__INFORMATION SHOWN__.
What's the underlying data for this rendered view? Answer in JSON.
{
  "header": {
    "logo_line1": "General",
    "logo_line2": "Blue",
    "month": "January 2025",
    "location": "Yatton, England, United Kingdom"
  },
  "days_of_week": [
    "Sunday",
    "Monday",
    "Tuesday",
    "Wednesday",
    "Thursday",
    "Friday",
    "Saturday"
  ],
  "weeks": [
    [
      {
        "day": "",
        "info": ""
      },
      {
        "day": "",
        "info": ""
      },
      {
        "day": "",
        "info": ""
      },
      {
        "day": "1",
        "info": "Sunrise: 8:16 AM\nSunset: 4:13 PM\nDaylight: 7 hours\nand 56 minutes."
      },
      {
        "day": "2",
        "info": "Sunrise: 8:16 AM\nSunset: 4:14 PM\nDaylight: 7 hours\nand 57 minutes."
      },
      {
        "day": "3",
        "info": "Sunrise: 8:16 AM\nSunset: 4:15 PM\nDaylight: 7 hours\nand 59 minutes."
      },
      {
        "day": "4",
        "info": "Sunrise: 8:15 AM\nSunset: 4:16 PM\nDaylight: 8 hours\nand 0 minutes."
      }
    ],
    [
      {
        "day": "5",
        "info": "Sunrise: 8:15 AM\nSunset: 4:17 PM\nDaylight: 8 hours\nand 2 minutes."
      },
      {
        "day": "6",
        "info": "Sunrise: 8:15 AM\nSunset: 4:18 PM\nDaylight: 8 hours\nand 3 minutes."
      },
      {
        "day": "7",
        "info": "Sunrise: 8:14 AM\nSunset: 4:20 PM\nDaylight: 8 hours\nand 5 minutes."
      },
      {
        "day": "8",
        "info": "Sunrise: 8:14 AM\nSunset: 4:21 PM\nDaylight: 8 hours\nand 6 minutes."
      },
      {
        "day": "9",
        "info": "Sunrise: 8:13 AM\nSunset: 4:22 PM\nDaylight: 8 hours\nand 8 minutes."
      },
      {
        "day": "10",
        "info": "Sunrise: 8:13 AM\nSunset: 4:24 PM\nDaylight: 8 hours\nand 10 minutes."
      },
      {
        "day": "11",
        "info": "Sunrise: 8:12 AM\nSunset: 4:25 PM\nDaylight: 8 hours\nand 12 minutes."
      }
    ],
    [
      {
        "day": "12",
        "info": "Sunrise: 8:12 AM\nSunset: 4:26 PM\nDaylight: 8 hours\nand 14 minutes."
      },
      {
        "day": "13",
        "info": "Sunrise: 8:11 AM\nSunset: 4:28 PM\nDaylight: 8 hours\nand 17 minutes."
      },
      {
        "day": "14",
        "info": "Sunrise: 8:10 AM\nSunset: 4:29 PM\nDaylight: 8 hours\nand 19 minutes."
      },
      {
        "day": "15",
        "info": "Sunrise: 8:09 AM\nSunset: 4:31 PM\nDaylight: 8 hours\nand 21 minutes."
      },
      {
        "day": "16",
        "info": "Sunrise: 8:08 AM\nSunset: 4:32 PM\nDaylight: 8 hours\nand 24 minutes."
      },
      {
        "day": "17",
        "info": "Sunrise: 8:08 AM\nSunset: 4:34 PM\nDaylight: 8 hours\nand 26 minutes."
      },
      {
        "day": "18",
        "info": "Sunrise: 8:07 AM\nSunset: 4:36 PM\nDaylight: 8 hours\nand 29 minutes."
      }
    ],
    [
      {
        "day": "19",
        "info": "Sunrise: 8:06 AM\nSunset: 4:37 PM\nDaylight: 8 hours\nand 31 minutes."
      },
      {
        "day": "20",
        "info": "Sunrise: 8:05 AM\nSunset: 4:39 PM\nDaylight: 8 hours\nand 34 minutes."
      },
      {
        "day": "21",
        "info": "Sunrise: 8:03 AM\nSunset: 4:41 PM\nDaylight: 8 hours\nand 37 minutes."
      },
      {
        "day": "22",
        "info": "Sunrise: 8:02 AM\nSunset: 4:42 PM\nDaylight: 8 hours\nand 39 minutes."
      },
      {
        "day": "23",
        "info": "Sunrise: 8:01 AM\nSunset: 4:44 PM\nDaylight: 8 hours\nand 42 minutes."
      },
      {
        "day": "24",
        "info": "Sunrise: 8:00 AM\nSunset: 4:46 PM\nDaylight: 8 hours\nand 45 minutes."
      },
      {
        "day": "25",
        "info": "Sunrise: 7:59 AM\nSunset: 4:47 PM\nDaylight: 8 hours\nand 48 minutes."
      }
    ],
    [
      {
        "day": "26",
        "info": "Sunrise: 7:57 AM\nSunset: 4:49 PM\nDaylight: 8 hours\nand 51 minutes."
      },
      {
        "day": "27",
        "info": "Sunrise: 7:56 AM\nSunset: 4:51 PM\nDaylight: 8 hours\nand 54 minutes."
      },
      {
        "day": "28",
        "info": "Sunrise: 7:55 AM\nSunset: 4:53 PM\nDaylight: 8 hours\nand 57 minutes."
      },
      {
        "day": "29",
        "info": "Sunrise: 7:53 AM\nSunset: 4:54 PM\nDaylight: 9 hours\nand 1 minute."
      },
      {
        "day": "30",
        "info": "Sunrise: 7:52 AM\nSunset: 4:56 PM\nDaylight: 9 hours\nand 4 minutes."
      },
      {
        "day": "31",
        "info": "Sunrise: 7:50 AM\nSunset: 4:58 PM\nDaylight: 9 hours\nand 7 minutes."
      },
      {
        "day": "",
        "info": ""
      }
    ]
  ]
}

__THE PROBLEM__.
Repeat each record in full; every line must match exactly.

__ANSWER TO THIS TASK__.
What's the underlying data for this rendered view? Answer in JSON.
{
  "header": {
    "logo_line1": "General",
    "logo_line2": "Blue",
    "month": "January 2025",
    "location": "Yatton, England, United Kingdom"
  },
  "days_of_week": [
    "Sunday",
    "Monday",
    "Tuesday",
    "Wednesday",
    "Thursday",
    "Friday",
    "Saturday"
  ],
  "weeks": [
    [
      {
        "day": "",
        "info": ""
      },
      {
        "day": "",
        "info": ""
      },
      {
        "day": "",
        "info": ""
      },
      {
        "day": "1",
        "info": "Sunrise: 8:16 AM\nSunset: 4:13 PM\nDaylight: 7 hours\nand 56 minutes."
      },
      {
        "day": "2",
        "info": "Sunrise: 8:16 AM\nSunset: 4:14 PM\nDaylight: 7 hours\nand 57 minutes."
      },
      {
        "day": "3",
        "info": "Sunrise: 8:16 AM\nSunset: 4:15 PM\nDaylight: 7 hours\nand 59 minutes."
      },
      {
        "day": "4",
        "info": "Sunrise: 8:15 AM\nSunset: 4:16 PM\nDaylight: 8 hours\nand 0 minutes."
      }
    ],
    [
      {
        "day": "5",
        "info": "Sunrise: 8:15 AM\nSunset: 4:17 PM\nDaylight: 8 hours\nand 2 minutes."
      },
      {
        "day": "6",
        "info": "Sunrise: 8:15 AM\nSunset: 4:18 PM\nDaylight: 8 hours\nand 3 minutes."
      },
      {
        "day": "7",
        "info": "Sunrise: 8:14 AM\nSunset: 4:20 PM\nDaylight: 8 hours\nand 5 minutes."
      },
      {
        "day": "8",
        "info": "Sunrise: 8:14 AM\nSunset: 4:21 PM\nDaylight: 8 hours\nand 6 minutes."
      },
      {
        "day": "9",
        "info": "Sunrise: 8:13 AM\nSunset: 4:22 PM\nDaylight: 8 hours\nand 8 minutes."
      },
      {
        "day": "10",
        "info": "Sunrise: 8:13 AM\nSunset: 4:24 PM\nDaylight: 8 hours\nand 10 minutes."
      },
      {
        "day": "11",
        "info": "Sunrise: 8:12 AM\nSunset: 4:25 PM\nDaylight: 8 hours\nand 12 minutes."
      }
    ],
    [
      {
        "day": "12",
        "info": "Sunrise: 8:12 AM\nSunset: 4:26 PM\nDaylight: 8 hours\nand 14 minutes."
      },
      {
        "day": "13",
        "info": "Sunrise: 8:11 AM\nSunset: 4:28 PM\nDaylight: 8 hours\nand 17 minutes."
      },
      {
        "day": "14",
        "info": "Sunrise: 8:10 AM\nSunset: 4:29 PM\nDaylight: 8 hours\nand 19 minutes."
      },
      {
        "day": "15",
        "info": "Sunrise: 8:09 AM\nSunset: 4:31 PM\nDaylight: 8 hours\nand 21 minutes."
      },
      {
        "day": "16",
        "info": "Sunrise: 8:08 AM\nSunset: 4:32 PM\nDaylight: 8 hours\nand 24 minutes."
      },
      {
        "day": "17",
        "info": "Sunrise: 8:08 AM\nSunset: 4:34 PM\nDaylight: 8 hours\nand 26 minutes."
      },
      {
        "day": "18",
        "info": "Sunrise: 8:07 AM\nSunset: 4:36 PM\nDaylight: 8 hours\nand 29 minutes."
      }
    ],
    [
      {
        "day": "19",
        "info": "Sunrise: 8:06 AM\nSunset: 4:37 PM\nDaylight: 8 hours\nand 31 minutes."
      },
      {
        "day": "20",
        "info": "Sunrise: 8:05 AM\nSunset: 4:39 PM\nDaylight: 8 hours\nand 34 minutes."
      },
      {
        "day": "21",
        "info": "Sunrise: 8:03 AM\nSunset: 4:41 PM\nDaylight: 8 hours\nand 37 minutes."
      },
      {
        "day": "22",
        "info": "Sunrise: 8:02 AM\nSunset: 4:42 PM\nDaylight: 8 hours\nand 39 minutes."
      },
      {
        "day": "23",
        "info": "Sunrise: 8:01 AM\nSunset: 4:44 PM\nDaylight: 8 hours\nand 42 minutes."
      },
      {
        "day": "24",
        "info": "Sunrise: 8:00 AM\nSunset: 4:46 PM\nDaylight: 8 hours\nand 45 minutes."
      },
      {
        "day": "25",
        "info": "Sunrise: 7:59 AM\nSunset: 4:47 PM\nDaylight: 8 hours\nand 48 minutes."
      }
    ],
    [
      {
        "day": "26",
        "info": "Sunrise: 7:57 AM\nSunset: 4:49 PM\nDaylight: 8 hours\nand 51 minutes."
      },
      {
        "day": "27",
        "info": "Sunrise: 7:56 AM\nSunset: 4:51 PM\nDaylight: 8 hours\nand 54 minutes."
      },
      {
        "day": "28",
        "info": "Sunrise: 7:55 AM\nSunset: 4:53 PM\nDaylight: 8 hours\nand 57 minutes."
      },
      {
        "day": "29",
        "info": "Sunrise: 7:53 AM\nSunset: 4:54 PM\nDaylight: 9 hours\nand 1 minute."
      },
      {
        "day": "30",
        "info": "Sunrise: 7:52 AM\nSunset: 4:56 PM\nDaylight: 9 hours\nand 4 minutes."
      },
      {
        "day": "31",
        "info": "Sunrise: 7:50 AM\nSunset: 4:58 PM\nDaylight: 9 hours\nand 7 minutes."
      },
      {
        "day": "",
        "info": ""
      }
    ]
  ]
}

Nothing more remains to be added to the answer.